▶ [Work required]:
Could you copy every entry exactly, dropping the pictures?

▶ [The data]:

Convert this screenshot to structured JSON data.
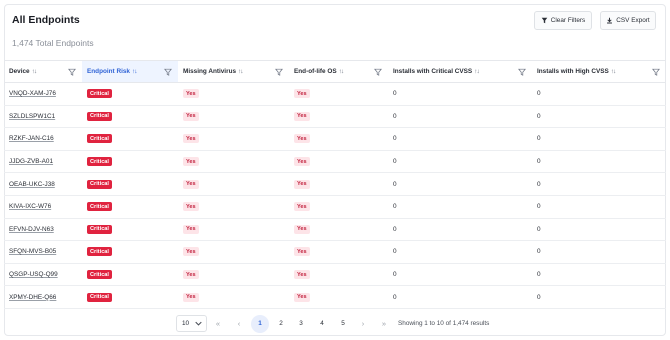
{
  "header": {
    "title": "All Endpoints",
    "subtitle": "1,474 Total Endpoints",
    "clear_filters": "Clear Filters",
    "csv_export": "CSV Export"
  },
  "columns": [
    {
      "label": "Device",
      "sort": "↑↓"
    },
    {
      "label": "Endpoint Risk",
      "sort": "↑↓"
    },
    {
      "label": "Missing Antivirus",
      "sort": "↑↓"
    },
    {
      "label": "End-of-life OS",
      "sort": "↑↓"
    },
    {
      "label": "Installs with Critical CVSS",
      "sort": "↑↓"
    },
    {
      "label": "Installs with High CVSS",
      "sort": "↑↓"
    }
  ],
  "rows": [
    {
      "device": "VNQD-XAM-J76",
      "risk": "Critical",
      "antivirus": "Yes",
      "eol": "Yes",
      "critical": "0",
      "high": "0"
    },
    {
      "device": "SZLDLSPW1C1",
      "risk": "Critical",
      "antivirus": "Yes",
      "eol": "Yes",
      "critical": "0",
      "high": "0"
    },
    {
      "device": "RZKF-JAN-C16",
      "risk": "Critical",
      "antivirus": "Yes",
      "eol": "Yes",
      "critical": "0",
      "high": "0"
    },
    {
      "device": "JJDG-ZVB-A01",
      "risk": "Critical",
      "antivirus": "Yes",
      "eol": "Yes",
      "critical": "0",
      "high": "0"
    },
    {
      "device": "OEAB-UKC-J38",
      "risk": "Critical",
      "antivirus": "Yes",
      "eol": "Yes",
      "critical": "0",
      "high": "0"
    },
    {
      "device": "KIVA-IXC-W76",
      "risk": "Critical",
      "antivirus": "Yes",
      "eol": "Yes",
      "critical": "0",
      "high": "0"
    },
    {
      "device": "EFVN-DJV-N63",
      "risk": "Critical",
      "antivirus": "Yes",
      "eol": "Yes",
      "critical": "0",
      "high": "0"
    },
    {
      "device": "SFQN-MVS-B05",
      "risk": "Critical",
      "antivirus": "Yes",
      "eol": "Yes",
      "critical": "0",
      "high": "0"
    },
    {
      "device": "QSGP-USQ-Q99",
      "risk": "Critical",
      "antivirus": "Yes",
      "eol": "Yes",
      "critical": "0",
      "high": "0"
    },
    {
      "device": "XPMY-DHE-Q66",
      "risk": "Critical",
      "antivirus": "Yes",
      "eol": "Yes",
      "critical": "0",
      "high": "0"
    }
  ],
  "pagination": {
    "page_size": "10",
    "first": "«",
    "prev": "‹",
    "next": "›",
    "last": "»",
    "pages": [
      "1",
      "2",
      "3",
      "4",
      "5"
    ],
    "current_page": "1",
    "showing": "Showing 1 to 10 of 1,474 results"
  },
  "colors": {
    "accent": "#2f63d6",
    "critical": "#e0233f",
    "yes_bg": "#fde4e8"
  }
}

▶ [Task answer]:
Convert this screenshot to structured JSON data.
{
  "header": {
    "title": "All Endpoints",
    "subtitle": "1,474 Total Endpoints",
    "clear_filters": "Clear Filters",
    "csv_export": "CSV Export"
  },
  "columns": [
    {
      "label": "Device",
      "sort": "↑↓"
    },
    {
      "label": "Endpoint Risk",
      "sort": "↑↓"
    },
    {
      "label": "Missing Antivirus",
      "sort": "↑↓"
    },
    {
      "label": "End-of-life OS",
      "sort": "↑↓"
    },
    {
      "label": "Installs with Critical CVSS",
      "sort": "↑↓"
    },
    {
      "label": "Installs with High CVSS",
      "sort": "↑↓"
    }
  ],
  "rows": [
    {
      "device": "VNQD-XAM-J76",
      "risk": "Critical",
      "antivirus": "Yes",
      "eol": "Yes",
      "critical": "0",
      "high": "0"
    },
    {
      "device": "SZLDLSPW1C1",
      "risk": "Critical",
      "antivirus": "Yes",
      "eol": "Yes",
      "critical": "0",
      "high": "0"
    },
    {
      "device": "RZKF-JAN-C16",
      "risk": "Critical",
      "antivirus": "Yes",
      "eol": "Yes",
      "critical": "0",
      "high": "0"
    },
    {
      "device": "JJDG-ZVB-A01",
      "risk": "Critical",
      "antivirus": "Yes",
      "eol": "Yes",
      "critical": "0",
      "high": "0"
    },
    {
      "device": "OEAB-UKC-J38",
      "risk": "Critical",
      "antivirus": "Yes",
      "eol": "Yes",
      "critical": "0",
      "high": "0"
    },
    {
      "device": "KIVA-IXC-W76",
      "risk": "Critical",
      "antivirus": "Yes",
      "eol": "Yes",
      "critical": "0",
      "high": "0"
    },
    {
      "device": "EFVN-DJV-N63",
      "risk": "Critical",
      "antivirus": "Yes",
      "eol": "Yes",
      "critical": "0",
      "high": "0"
    },
    {
      "device": "SFQN-MVS-B05",
      "risk": "Critical",
      "antivirus": "Yes",
      "eol": "Yes",
      "critical": "0",
      "high": "0"
    },
    {
      "device": "QSGP-USQ-Q99",
      "risk": "Critical",
      "antivirus": "Yes",
      "eol": "Yes",
      "critical": "0",
      "high": "0"
    },
    {
      "device": "XPMY-DHE-Q66",
      "risk": "Critical",
      "antivirus": "Yes",
      "eol": "Yes",
      "critical": "0",
      "high": "0"
    }
  ],
  "pagination": {
    "page_size": "10",
    "first": "«",
    "prev": "‹",
    "next": "›",
    "last": "»",
    "pages": [
      "1",
      "2",
      "3",
      "4",
      "5"
    ],
    "current_page": "1",
    "showing": "Showing 1 to 10 of 1,474 results"
  },
  "colors": {
    "accent": "#2f63d6",
    "critical": "#e0233f",
    "yes_bg": "#fde4e8"
  }
}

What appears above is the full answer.